*Directive*.
Could you give the lines of the material below, from the one containing "x-tick-label: 2004e bbox=[382, 357, 407, 367]" through the final line, both included, as a JSON list of strings, one string per line and no blank lines?
━━━━━━━━━━━━━━━━
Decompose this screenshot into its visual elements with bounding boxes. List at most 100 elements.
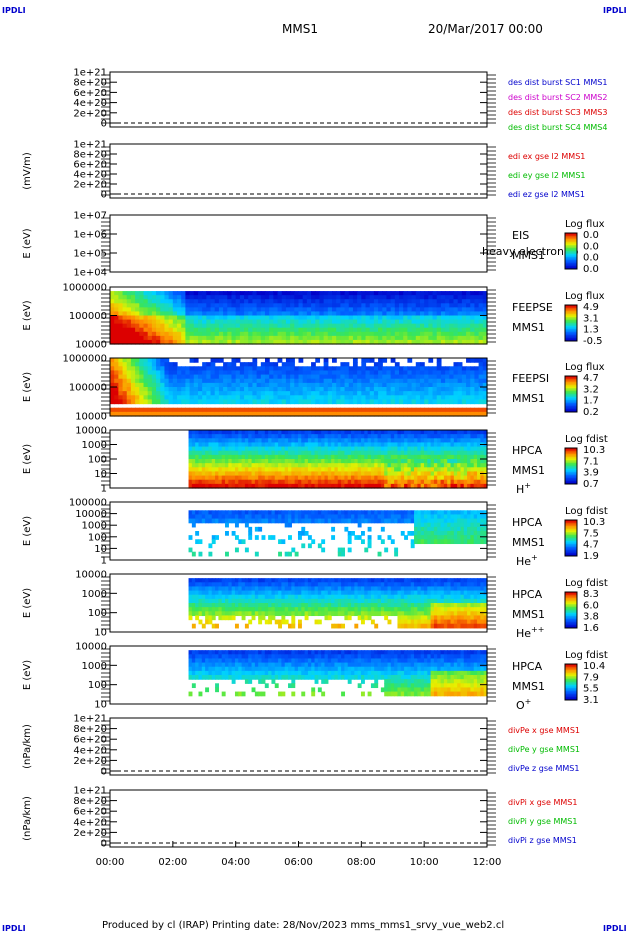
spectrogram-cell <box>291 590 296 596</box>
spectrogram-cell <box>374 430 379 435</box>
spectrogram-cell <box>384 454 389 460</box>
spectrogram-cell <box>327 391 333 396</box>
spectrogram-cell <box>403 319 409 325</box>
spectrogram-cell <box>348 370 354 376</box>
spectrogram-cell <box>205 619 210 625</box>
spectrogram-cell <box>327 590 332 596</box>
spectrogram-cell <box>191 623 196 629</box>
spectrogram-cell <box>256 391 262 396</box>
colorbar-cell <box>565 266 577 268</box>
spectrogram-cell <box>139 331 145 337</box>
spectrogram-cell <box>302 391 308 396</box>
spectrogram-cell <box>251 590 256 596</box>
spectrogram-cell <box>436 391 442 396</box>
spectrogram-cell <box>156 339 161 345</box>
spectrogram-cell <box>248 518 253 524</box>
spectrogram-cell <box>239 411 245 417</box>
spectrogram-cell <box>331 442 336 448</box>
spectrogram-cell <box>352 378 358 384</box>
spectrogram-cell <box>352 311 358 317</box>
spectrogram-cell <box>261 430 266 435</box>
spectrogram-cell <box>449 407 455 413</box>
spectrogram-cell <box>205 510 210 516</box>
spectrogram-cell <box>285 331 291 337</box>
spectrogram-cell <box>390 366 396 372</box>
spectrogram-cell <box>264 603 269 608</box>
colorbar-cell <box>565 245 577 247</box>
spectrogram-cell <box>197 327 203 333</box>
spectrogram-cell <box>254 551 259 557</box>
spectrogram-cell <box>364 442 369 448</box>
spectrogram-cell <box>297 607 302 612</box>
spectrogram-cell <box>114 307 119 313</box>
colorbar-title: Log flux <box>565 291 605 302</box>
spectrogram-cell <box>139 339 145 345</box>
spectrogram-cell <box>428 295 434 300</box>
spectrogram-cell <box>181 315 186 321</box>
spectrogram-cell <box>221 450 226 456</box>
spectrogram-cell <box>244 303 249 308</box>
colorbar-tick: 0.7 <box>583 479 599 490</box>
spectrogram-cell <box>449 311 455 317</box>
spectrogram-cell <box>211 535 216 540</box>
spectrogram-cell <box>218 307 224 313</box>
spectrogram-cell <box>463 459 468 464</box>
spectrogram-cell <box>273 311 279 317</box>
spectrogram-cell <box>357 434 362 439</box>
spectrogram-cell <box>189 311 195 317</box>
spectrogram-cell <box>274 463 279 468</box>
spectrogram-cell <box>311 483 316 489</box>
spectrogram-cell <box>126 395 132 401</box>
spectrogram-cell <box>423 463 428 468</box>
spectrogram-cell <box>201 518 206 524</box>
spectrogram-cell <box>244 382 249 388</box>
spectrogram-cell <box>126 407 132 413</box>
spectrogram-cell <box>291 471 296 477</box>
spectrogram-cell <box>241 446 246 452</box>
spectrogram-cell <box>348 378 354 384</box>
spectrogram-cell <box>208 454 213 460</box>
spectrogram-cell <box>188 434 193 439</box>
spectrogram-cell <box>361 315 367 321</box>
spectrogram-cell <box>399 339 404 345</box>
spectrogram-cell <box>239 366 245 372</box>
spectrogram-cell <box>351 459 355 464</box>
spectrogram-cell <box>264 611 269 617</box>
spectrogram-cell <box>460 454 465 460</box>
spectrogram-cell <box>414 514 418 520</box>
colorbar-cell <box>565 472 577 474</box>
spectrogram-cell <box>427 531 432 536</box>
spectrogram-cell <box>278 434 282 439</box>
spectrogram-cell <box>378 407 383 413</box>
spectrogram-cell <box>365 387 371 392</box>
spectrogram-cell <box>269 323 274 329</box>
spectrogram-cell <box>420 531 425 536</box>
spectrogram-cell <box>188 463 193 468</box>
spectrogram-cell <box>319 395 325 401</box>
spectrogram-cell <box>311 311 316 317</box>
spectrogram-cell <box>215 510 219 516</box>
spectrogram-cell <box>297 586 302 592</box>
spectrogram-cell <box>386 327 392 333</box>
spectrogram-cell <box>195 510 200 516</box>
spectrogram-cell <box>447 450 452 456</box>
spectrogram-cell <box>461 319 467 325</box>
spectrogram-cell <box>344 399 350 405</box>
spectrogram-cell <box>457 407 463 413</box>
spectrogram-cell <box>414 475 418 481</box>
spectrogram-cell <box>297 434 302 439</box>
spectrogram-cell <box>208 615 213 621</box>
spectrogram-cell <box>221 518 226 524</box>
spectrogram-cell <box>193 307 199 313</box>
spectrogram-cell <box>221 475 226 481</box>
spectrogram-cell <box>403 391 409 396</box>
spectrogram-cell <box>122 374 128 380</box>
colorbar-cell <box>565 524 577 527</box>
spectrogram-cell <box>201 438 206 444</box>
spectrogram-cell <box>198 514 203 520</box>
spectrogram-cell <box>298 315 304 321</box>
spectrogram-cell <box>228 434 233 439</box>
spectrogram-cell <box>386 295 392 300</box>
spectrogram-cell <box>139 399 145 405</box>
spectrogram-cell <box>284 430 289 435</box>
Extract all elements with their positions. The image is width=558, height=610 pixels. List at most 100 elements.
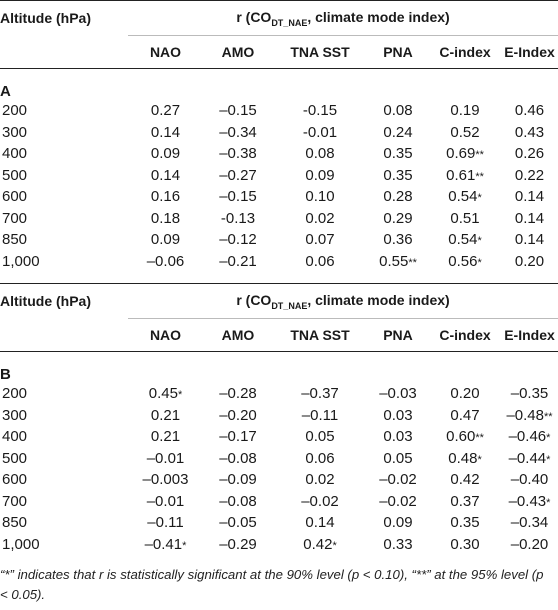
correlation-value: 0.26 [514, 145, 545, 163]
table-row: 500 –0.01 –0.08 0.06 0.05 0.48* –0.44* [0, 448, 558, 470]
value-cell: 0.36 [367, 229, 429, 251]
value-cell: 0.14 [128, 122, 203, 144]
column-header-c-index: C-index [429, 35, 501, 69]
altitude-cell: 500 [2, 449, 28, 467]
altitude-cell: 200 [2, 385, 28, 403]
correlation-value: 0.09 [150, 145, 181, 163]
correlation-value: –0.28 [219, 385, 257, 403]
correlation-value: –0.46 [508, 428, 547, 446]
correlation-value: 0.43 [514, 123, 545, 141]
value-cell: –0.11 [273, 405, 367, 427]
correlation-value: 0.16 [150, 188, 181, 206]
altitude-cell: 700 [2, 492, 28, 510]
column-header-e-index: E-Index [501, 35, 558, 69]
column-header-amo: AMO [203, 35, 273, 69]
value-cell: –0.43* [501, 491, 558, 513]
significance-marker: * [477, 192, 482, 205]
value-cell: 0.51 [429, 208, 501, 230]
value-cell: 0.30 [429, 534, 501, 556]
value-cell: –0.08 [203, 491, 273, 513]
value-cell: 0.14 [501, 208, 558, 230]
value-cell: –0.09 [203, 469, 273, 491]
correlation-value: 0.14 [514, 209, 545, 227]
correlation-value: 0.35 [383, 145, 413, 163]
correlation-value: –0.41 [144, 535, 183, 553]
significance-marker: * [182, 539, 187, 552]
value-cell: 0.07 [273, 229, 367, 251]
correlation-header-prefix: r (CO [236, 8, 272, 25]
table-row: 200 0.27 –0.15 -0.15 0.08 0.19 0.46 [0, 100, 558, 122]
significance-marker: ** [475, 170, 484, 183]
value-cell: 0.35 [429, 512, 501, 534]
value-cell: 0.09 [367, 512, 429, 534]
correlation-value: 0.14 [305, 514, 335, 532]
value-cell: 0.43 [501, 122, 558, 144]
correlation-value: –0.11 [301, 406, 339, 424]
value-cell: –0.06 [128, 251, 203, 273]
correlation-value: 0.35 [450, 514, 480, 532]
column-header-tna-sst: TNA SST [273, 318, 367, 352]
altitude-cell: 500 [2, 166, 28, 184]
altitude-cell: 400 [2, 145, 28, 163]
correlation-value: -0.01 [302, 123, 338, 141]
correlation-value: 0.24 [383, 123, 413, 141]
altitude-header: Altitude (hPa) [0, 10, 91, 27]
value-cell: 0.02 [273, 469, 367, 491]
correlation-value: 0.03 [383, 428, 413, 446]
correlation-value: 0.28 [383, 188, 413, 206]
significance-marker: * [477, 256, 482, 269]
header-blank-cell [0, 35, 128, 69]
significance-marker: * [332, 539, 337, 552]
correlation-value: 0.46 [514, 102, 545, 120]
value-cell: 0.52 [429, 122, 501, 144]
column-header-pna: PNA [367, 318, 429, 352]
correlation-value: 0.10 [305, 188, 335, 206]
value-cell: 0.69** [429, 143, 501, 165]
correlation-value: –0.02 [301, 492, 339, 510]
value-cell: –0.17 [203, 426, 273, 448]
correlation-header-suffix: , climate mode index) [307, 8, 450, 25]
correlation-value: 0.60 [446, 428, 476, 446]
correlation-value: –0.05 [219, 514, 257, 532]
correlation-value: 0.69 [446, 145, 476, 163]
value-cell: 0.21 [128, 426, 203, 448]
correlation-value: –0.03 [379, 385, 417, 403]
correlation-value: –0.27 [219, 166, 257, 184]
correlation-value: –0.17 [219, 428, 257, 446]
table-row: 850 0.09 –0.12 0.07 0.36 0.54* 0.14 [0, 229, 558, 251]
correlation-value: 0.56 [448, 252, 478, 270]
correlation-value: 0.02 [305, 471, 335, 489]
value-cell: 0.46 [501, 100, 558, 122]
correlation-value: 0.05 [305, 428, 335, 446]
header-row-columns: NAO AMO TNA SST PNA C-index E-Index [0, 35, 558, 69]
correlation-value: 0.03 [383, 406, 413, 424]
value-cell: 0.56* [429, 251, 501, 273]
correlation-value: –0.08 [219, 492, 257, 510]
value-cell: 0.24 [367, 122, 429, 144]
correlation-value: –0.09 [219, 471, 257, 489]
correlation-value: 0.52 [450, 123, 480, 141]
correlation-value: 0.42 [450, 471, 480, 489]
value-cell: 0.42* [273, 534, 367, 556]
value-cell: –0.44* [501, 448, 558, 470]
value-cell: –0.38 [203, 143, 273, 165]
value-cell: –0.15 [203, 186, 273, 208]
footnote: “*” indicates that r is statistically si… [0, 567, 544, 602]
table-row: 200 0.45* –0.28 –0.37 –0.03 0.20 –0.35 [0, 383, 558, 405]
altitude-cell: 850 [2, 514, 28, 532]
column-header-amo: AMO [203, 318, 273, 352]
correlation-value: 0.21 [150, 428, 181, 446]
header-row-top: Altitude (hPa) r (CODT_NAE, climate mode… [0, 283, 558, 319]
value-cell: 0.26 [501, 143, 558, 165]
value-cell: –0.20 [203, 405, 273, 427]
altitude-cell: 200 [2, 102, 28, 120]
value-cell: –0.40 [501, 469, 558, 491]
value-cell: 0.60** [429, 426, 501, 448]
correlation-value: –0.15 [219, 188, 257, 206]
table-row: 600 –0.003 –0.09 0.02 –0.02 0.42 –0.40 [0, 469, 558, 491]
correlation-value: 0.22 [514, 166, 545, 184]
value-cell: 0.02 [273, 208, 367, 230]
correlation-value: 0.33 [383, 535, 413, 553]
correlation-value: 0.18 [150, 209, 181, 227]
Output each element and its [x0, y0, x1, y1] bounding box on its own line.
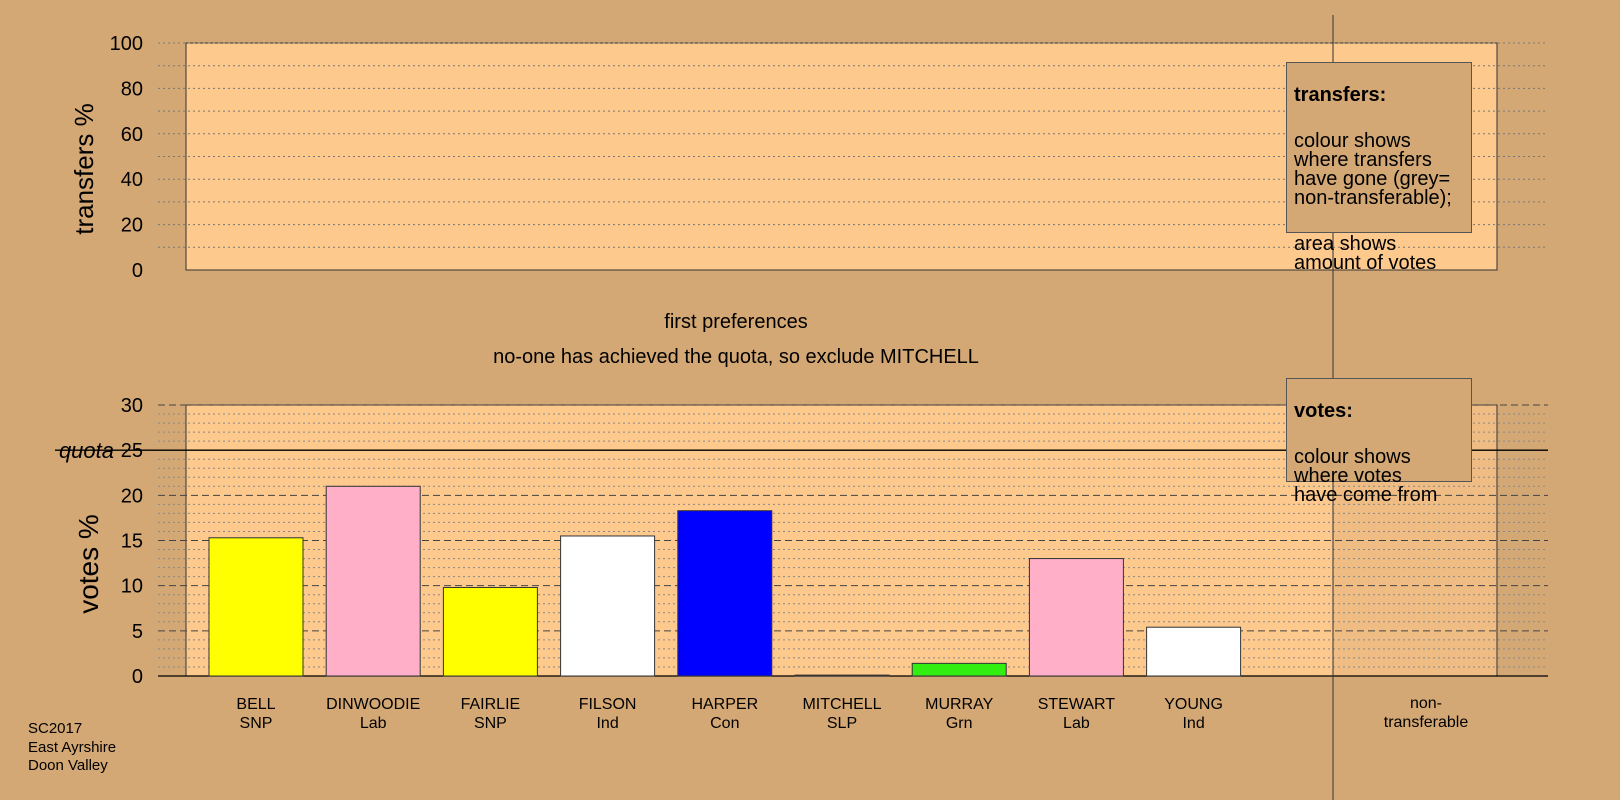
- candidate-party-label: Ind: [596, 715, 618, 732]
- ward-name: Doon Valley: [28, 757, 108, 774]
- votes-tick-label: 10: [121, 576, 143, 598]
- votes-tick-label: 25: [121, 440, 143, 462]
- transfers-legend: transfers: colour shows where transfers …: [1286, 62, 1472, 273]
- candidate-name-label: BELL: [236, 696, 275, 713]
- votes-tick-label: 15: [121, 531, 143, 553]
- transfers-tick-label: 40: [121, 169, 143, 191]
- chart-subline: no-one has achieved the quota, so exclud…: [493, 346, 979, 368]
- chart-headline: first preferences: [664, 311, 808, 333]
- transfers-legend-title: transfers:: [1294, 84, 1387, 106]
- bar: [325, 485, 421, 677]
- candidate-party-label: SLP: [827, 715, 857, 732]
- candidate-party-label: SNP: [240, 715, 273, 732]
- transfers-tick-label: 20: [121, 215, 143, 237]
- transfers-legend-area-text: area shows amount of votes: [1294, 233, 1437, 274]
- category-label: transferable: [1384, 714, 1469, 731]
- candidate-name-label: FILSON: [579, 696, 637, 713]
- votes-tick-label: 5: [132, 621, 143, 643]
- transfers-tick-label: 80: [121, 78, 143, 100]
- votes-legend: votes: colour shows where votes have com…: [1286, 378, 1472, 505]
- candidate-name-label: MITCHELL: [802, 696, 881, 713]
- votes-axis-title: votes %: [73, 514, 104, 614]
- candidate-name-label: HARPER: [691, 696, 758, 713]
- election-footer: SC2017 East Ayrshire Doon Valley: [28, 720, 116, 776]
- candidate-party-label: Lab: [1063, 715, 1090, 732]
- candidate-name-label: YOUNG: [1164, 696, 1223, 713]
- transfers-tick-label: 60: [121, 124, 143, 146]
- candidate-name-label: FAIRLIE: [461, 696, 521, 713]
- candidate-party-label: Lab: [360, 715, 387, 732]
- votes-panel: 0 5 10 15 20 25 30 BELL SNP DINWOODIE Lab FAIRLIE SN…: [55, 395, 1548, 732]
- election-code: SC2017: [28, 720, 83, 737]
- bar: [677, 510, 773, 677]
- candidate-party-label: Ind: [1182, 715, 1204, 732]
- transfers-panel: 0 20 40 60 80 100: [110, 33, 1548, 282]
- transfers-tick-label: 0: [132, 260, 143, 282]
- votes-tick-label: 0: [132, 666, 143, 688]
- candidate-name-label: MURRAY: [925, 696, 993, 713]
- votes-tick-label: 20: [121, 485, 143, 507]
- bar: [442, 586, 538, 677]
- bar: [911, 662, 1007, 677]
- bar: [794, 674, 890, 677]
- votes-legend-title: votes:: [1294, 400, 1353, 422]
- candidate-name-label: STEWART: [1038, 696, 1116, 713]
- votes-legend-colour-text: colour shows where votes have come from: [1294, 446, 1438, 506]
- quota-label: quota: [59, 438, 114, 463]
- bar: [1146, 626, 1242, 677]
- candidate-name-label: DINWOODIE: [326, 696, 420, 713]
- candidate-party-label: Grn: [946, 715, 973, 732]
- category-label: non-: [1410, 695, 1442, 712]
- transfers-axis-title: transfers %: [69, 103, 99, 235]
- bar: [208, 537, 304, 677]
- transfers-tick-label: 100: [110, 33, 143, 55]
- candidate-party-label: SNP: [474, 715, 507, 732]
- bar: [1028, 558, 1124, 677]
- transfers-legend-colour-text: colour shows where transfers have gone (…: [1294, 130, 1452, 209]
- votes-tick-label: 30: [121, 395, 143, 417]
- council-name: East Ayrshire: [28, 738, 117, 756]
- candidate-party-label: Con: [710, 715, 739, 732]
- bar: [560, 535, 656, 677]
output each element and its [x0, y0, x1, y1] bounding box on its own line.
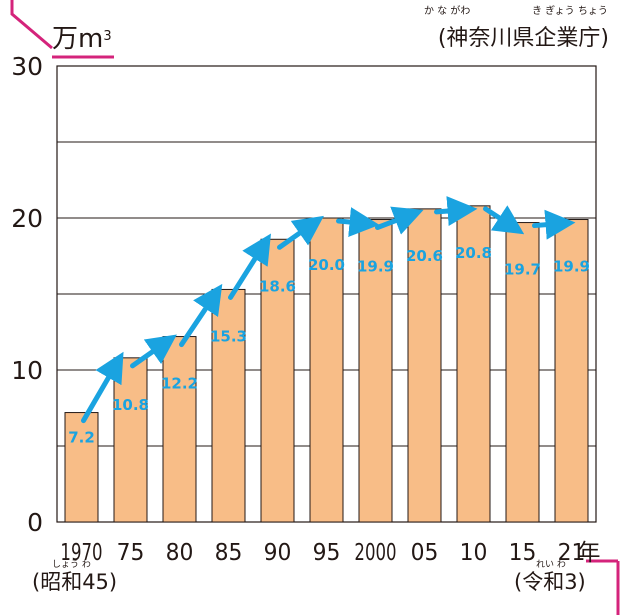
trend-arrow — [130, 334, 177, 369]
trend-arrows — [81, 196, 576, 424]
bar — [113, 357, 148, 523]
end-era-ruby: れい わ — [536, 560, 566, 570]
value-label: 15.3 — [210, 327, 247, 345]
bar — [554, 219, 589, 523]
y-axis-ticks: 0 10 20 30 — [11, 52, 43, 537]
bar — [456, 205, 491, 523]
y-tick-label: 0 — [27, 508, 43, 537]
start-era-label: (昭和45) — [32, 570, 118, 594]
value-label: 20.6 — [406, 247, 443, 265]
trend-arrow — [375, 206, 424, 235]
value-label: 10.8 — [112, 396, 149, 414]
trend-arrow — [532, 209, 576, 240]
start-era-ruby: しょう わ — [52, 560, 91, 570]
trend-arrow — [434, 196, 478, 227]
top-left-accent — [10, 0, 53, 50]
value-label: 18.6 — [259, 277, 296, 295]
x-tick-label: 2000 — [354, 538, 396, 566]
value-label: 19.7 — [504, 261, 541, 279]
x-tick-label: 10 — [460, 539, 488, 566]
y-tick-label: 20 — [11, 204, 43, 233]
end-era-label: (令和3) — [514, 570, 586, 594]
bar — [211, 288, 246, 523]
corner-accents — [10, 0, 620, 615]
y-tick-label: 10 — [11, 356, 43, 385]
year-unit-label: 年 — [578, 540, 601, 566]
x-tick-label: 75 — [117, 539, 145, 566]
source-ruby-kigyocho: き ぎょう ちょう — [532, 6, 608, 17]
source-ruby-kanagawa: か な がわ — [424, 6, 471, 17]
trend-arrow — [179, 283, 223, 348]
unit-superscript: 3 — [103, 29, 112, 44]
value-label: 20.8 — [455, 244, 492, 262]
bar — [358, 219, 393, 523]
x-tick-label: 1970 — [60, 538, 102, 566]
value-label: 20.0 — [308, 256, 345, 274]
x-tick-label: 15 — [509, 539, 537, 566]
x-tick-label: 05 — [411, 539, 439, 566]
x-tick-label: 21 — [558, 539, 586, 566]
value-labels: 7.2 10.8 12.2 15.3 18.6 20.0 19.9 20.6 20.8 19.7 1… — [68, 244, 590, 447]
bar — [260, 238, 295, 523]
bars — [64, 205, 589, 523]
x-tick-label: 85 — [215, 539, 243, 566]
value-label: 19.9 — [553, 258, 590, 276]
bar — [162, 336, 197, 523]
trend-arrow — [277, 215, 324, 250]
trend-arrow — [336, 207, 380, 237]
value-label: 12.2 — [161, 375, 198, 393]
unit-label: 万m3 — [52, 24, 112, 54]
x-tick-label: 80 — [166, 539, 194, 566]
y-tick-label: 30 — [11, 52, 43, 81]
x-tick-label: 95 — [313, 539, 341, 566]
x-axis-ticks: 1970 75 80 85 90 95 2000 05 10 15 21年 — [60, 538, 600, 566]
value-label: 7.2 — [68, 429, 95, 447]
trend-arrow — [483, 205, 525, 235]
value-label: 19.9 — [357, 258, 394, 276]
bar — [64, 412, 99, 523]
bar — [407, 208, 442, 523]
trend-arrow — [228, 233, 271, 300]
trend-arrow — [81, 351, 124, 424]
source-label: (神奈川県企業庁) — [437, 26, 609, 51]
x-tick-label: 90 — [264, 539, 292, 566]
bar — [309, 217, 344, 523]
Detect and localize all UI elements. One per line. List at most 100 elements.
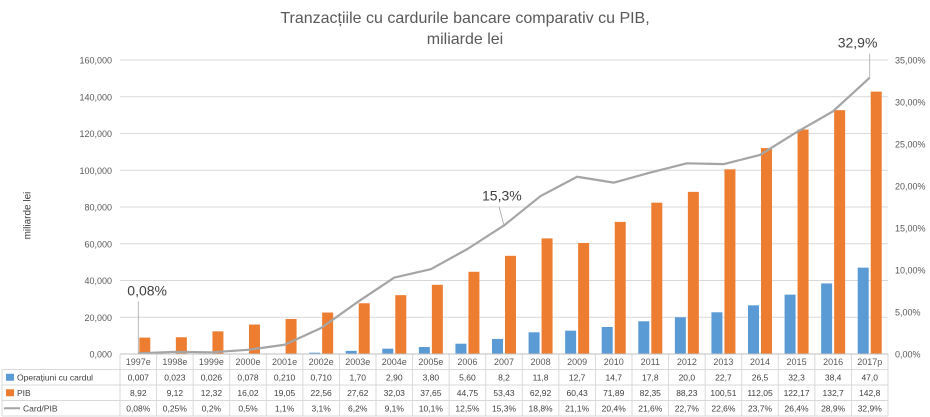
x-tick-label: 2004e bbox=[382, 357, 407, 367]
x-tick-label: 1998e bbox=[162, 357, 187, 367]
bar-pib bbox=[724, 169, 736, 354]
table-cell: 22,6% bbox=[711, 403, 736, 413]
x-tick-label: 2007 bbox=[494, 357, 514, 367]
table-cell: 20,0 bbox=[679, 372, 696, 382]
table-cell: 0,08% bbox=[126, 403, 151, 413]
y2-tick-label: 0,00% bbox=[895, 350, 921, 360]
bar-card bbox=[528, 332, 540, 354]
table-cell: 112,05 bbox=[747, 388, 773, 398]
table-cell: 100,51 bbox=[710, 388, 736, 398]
━━━━━━━━━━━━━━━━
*Correct response*.
[
  "x-tick-label: 2004e bbox=[382, 357, 407, 367]",
  "x-tick-label: 1998e bbox=[162, 357, 187, 367]",
  "bar-pib bbox=[724, 169, 736, 354]",
  "table-cell: 22,6% bbox=[711, 403, 736, 413]",
  "x-tick-label: 2007 bbox=[494, 357, 514, 367]",
  "table-cell: 20,0 bbox=[679, 372, 696, 382]",
  "table-cell: 0,08% bbox=[126, 403, 151, 413]",
  "y2-tick-label: 0,00% bbox=[895, 350, 921, 360]",
  "bar-card bbox=[528, 332, 540, 354]",
  "table-cell: 112,05 bbox=[747, 388, 773, 398]",
  "table-cell: 100,51 bbox=[710, 388, 736, 398]"
]